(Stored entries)

__________________________________________________

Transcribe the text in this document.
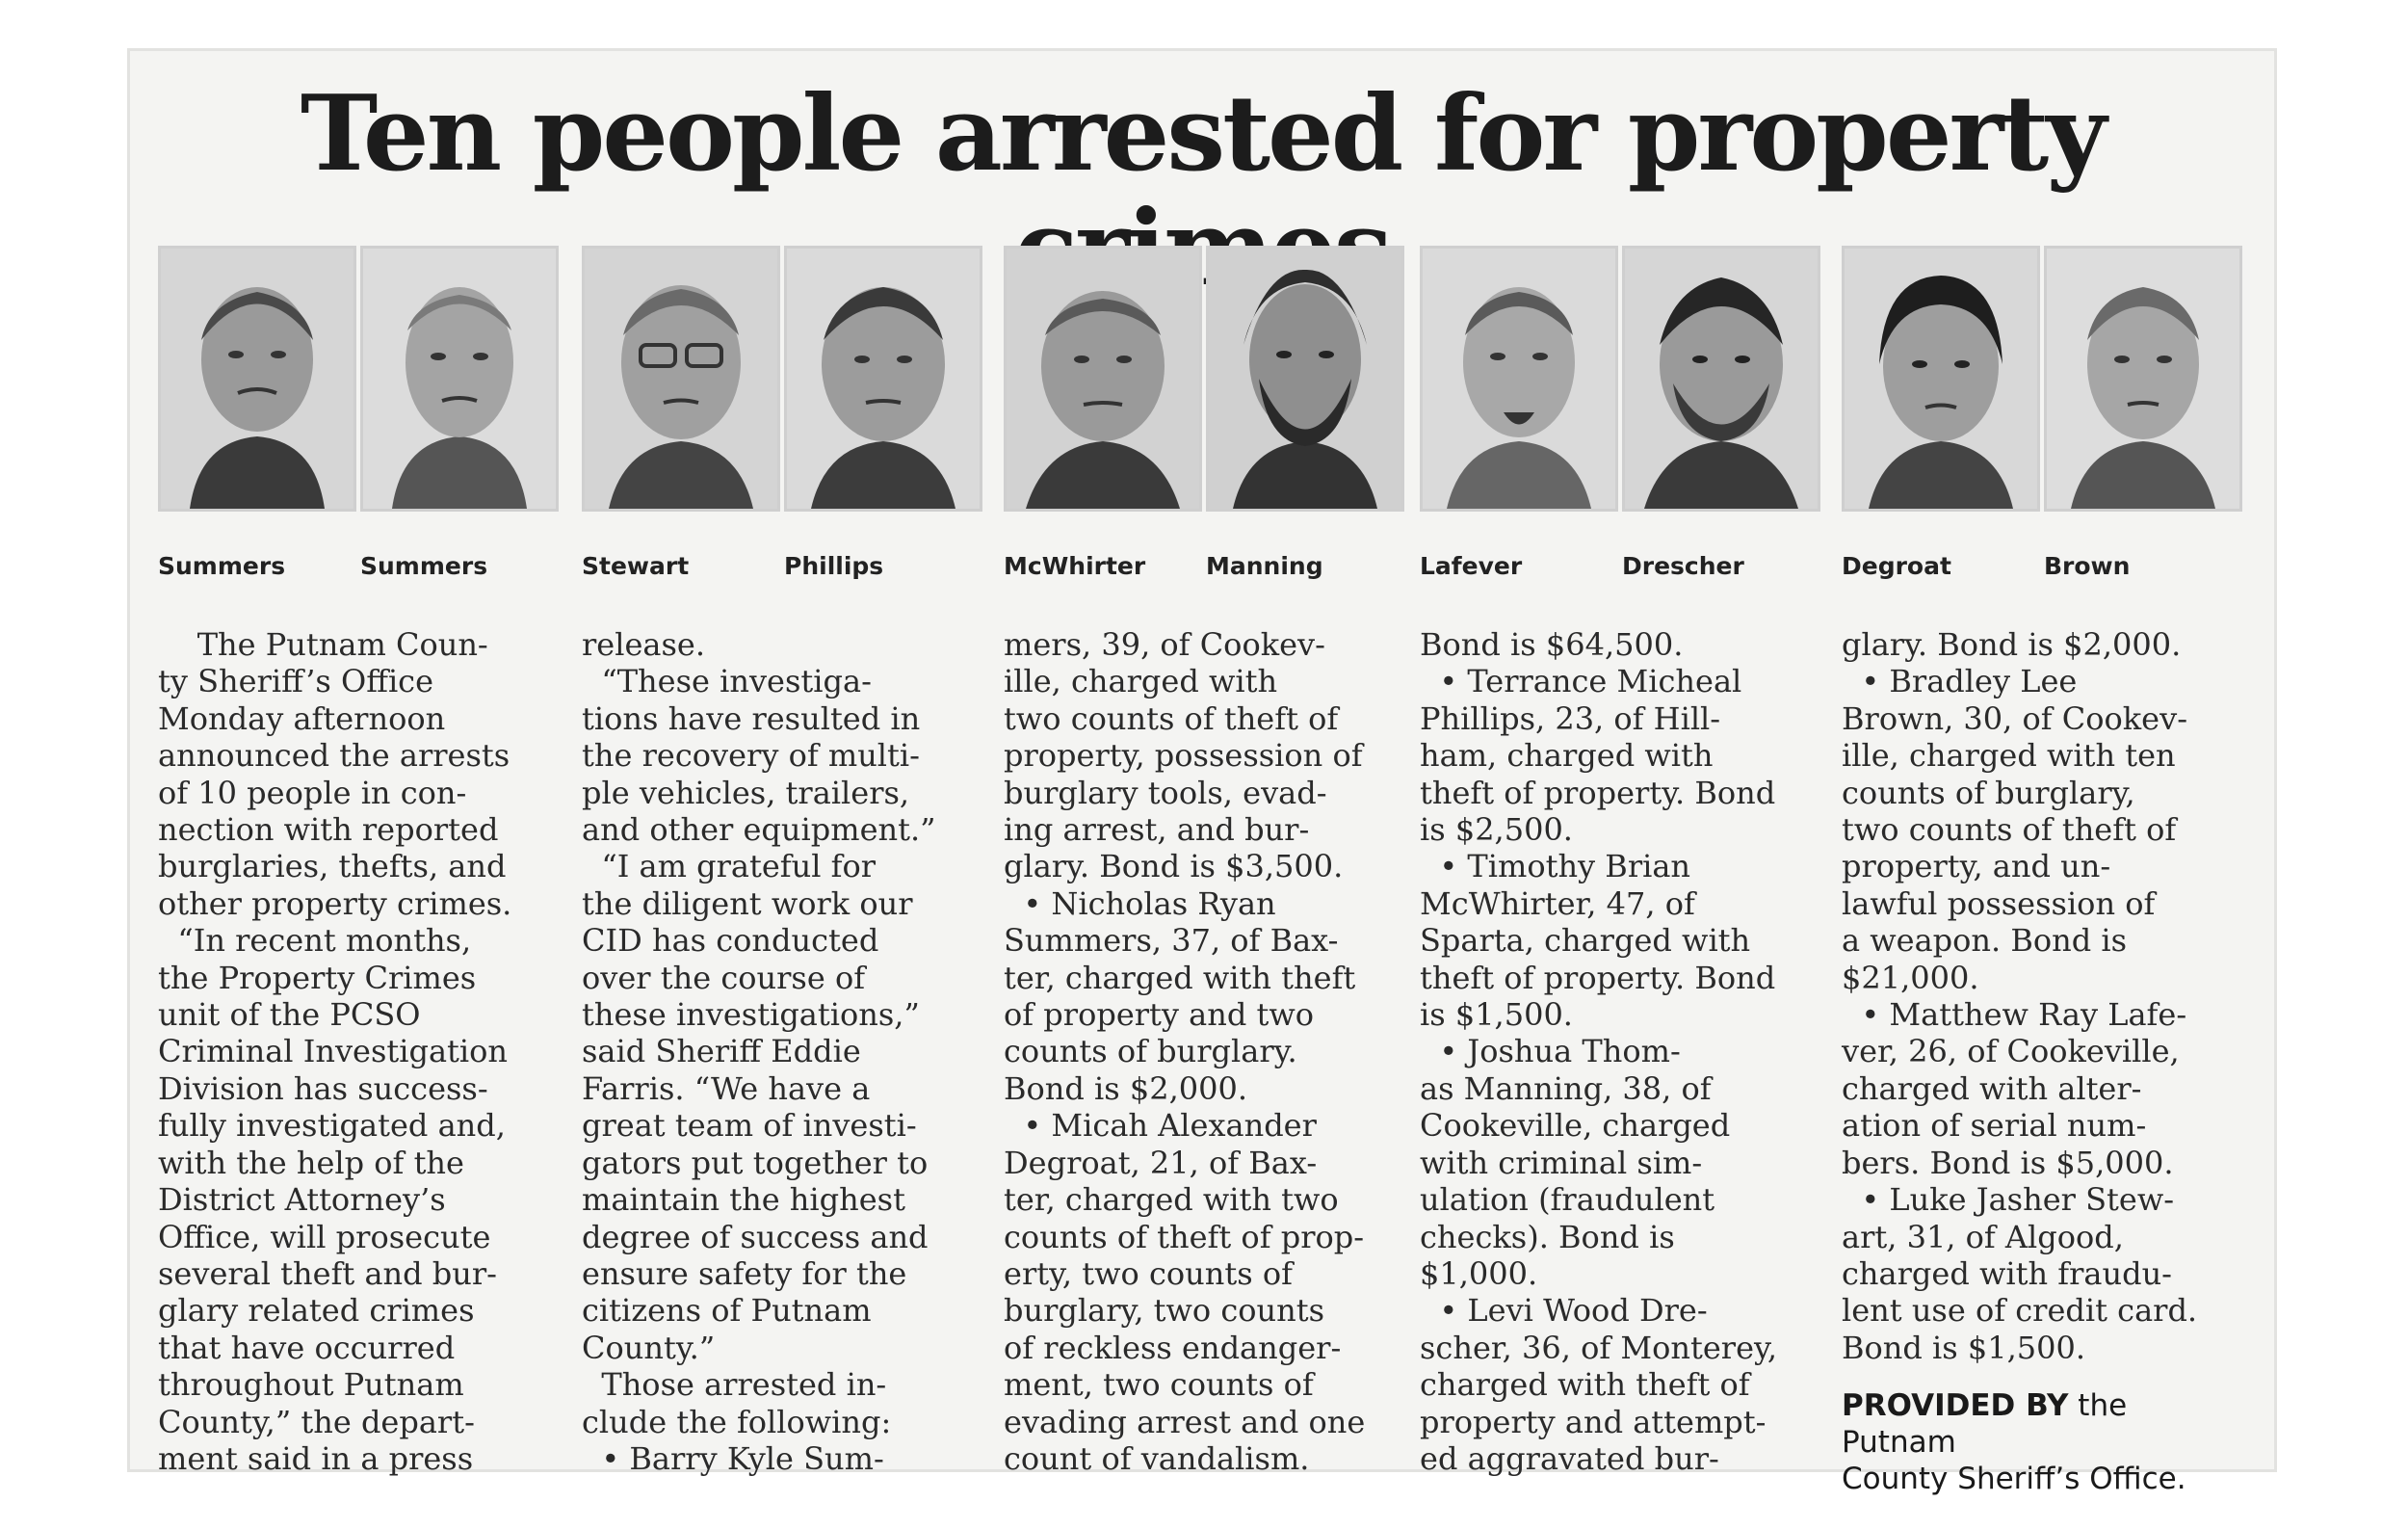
Ten people arrested for property
Summers	Summers	Stewart	Phillips	McWhirter	Manning	Lafever	Drescher	Degroat	Brown
The Putnam Coun-
ty Sheriff’s Office
Monday afternoon
announced the arrests
of 10 people in con-
nection with reported
burglaries, thefts, and
other property crimes.
“In recent months,
the Property Crimes
unit of the PCSO
Criminal Investigation
Division has success-
fully investigated and,
with the help of the
District Attorney’s
Office, will prosecute
several theft and bur-
glary related crimes
that have occurred
throughout Putnam
County,” the depart-
ment said in a press
release.
“These investiga-
tions have resulted in
the recovery of multi-
ple vehicles, trailers,
and other equipment.”
“I am grateful for
the diligent work our
CID has conducted
over the course of
these investigations,”
said Sheriff Eddie
Farris. “We have a
great team of investi-
gators put together to
maintain the highest
degree of success and
ensure safety for the
citizens of Putnam
County.”
Those arrested in-
clude the following:
• Barry Kyle Sum-
mers, 39, of Cookev-
ille, charged with
two counts of theft of
property, possession of
burglary tools, evad-
ing arrest, and bur-
glary. Bond is $3,500.
• Nicholas Ryan
Summers, 37, of Bax-
ter, charged with theft
of property and two
counts of burglary.
Bond is $2,000.
• Micah Alexander
Degroat, 21, of Bax-
ter, charged with two
counts of theft of prop-
erty, two counts of
burglary, two counts
of reckless endanger-
ment, two counts of
evading arrest and one
count of vandalism.
Bond is $64,500.
• Terrance Micheal
Phillips, 23, of Hill-
ham, charged with
theft of property. Bond
is $2,500.
• Timothy Brian
McWhirter, 47, of
Sparta, charged with
theft of property. Bond
is $1,500.
• Joshua Thom-
as Manning, 38, of
Cookeville, charged
with criminal sim-
ulation (fraudulent
checks). Bond is
$1,000.
• Levi Wood Dre-
scher, 36, of Monterey,
charged with theft of
property and attempt-
ed aggravated bur-
glary. Bond is $2,000.
• Bradley Lee
Brown, 30, of Cookev-
ille, charged with ten
counts of burglary,
two counts of theft of
property, and un-
lawful possession of
a weapon. Bond is
$21,000.
• Matthew Ray Lafe-
ver, 26, of Cookeville,
charged with alter-
ation of serial num-
bers. Bond is $5,000.
• Luke Jasher Stew-
art, 31, of Algood,
charged with fraudu-
lent use of credit card.
Bond is $1,500.
PROVIDED BY the Putnam
County Sheriff’s Office.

__________________________________________________

EXERCISE: Scan the lines above for "Manning", then copy every one that has it.

WRITTEN ANSWER:
Summers	Summers	Stewart	Phillips	McWhirter	Manning	Lafever	Drescher	Degroat	Brown
as Manning, 38, of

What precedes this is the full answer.